• Exercise requirements: Show every line containing "irrigazione" by copying it.

• Information provided:
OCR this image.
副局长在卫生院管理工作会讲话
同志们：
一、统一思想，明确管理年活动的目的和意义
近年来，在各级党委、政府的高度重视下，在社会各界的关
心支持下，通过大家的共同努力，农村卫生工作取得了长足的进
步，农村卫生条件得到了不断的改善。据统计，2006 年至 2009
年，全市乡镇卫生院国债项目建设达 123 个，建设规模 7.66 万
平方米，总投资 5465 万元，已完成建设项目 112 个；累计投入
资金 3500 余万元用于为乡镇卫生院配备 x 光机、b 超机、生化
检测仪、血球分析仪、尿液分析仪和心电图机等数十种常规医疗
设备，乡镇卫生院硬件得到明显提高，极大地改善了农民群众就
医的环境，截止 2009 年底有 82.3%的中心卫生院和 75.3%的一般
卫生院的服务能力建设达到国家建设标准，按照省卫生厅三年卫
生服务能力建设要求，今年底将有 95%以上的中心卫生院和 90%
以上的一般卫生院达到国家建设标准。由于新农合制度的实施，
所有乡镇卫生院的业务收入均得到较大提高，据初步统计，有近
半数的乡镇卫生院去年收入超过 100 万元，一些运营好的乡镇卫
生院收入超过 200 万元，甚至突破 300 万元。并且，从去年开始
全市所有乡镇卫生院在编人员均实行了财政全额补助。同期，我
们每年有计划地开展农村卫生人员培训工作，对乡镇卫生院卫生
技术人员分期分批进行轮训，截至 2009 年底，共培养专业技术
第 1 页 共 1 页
---
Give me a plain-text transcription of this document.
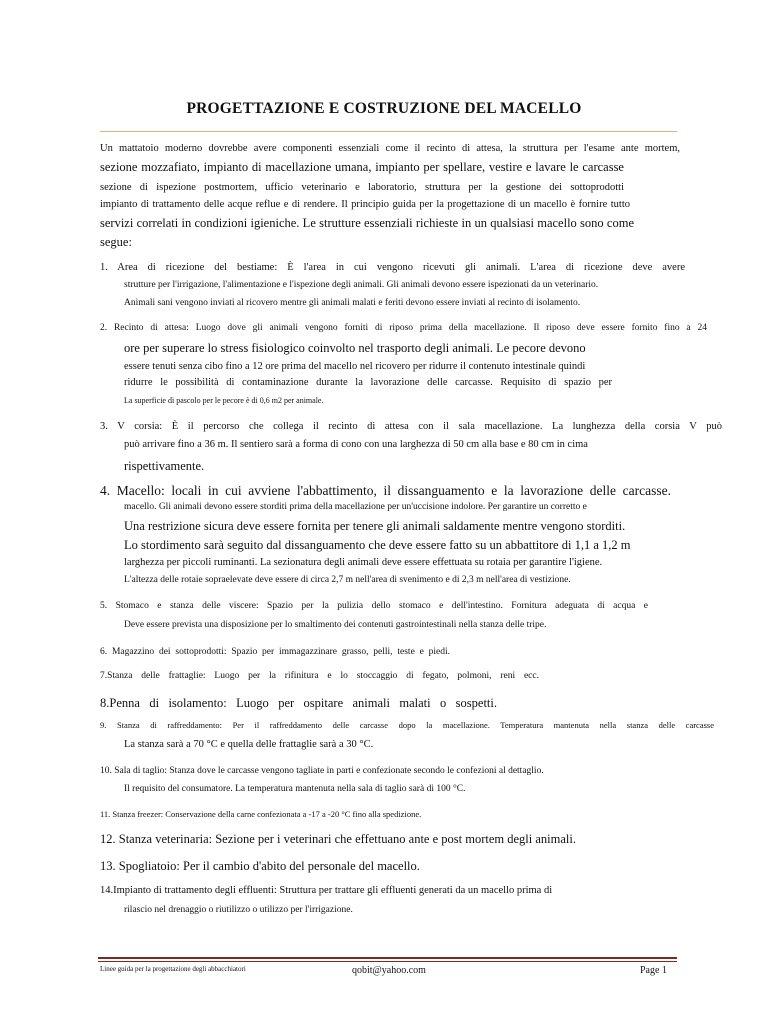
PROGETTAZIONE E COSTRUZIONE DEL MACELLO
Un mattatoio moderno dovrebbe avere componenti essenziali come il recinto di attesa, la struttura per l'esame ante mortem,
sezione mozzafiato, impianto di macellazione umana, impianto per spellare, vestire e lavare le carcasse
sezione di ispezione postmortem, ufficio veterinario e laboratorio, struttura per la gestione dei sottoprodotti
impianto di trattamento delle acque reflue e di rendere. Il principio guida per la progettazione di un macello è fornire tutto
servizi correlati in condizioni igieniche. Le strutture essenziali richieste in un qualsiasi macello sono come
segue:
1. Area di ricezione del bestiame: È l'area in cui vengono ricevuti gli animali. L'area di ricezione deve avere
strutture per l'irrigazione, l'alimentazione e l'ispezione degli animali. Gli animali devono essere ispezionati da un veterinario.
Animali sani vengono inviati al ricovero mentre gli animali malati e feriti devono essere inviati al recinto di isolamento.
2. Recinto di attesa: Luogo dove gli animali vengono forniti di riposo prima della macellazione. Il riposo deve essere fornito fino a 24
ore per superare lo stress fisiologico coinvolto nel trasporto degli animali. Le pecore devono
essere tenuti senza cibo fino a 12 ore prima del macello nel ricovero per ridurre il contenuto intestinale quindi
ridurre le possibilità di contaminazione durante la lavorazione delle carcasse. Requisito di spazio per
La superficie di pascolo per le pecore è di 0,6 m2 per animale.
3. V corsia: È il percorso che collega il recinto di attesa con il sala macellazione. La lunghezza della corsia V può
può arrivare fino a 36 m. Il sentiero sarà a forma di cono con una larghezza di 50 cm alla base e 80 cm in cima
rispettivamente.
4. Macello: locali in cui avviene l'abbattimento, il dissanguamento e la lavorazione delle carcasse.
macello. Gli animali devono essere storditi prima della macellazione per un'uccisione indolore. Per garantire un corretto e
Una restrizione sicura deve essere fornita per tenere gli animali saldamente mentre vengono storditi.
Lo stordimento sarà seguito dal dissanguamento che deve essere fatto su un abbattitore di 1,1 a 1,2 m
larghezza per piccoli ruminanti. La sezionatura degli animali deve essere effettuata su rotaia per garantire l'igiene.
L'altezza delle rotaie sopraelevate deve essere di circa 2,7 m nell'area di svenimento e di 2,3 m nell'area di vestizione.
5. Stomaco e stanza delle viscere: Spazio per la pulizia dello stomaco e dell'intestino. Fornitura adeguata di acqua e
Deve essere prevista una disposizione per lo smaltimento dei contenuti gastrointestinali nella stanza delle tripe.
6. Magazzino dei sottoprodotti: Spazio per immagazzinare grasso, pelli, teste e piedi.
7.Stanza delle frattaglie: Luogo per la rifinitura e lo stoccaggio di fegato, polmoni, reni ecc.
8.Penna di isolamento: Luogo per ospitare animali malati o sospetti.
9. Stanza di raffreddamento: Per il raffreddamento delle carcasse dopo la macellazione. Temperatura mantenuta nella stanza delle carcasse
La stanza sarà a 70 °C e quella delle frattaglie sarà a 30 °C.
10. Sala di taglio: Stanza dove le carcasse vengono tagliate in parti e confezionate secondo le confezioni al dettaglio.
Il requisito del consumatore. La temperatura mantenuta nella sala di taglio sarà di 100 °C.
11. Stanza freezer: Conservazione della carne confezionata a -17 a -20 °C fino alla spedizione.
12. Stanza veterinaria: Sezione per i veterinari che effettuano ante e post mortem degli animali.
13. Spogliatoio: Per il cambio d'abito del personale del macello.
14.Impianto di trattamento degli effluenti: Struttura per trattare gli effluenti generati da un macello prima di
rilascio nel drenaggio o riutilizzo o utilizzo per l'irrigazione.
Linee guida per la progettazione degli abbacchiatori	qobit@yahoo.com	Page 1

• Complete output:
strutture per l'irrigazione, l'alimentazione e l'ispezione degli animali. Gli animali devono essere ispezionati da un veterinario.
rilascio nel drenaggio o riutilizzo o utilizzo per l'irrigazione.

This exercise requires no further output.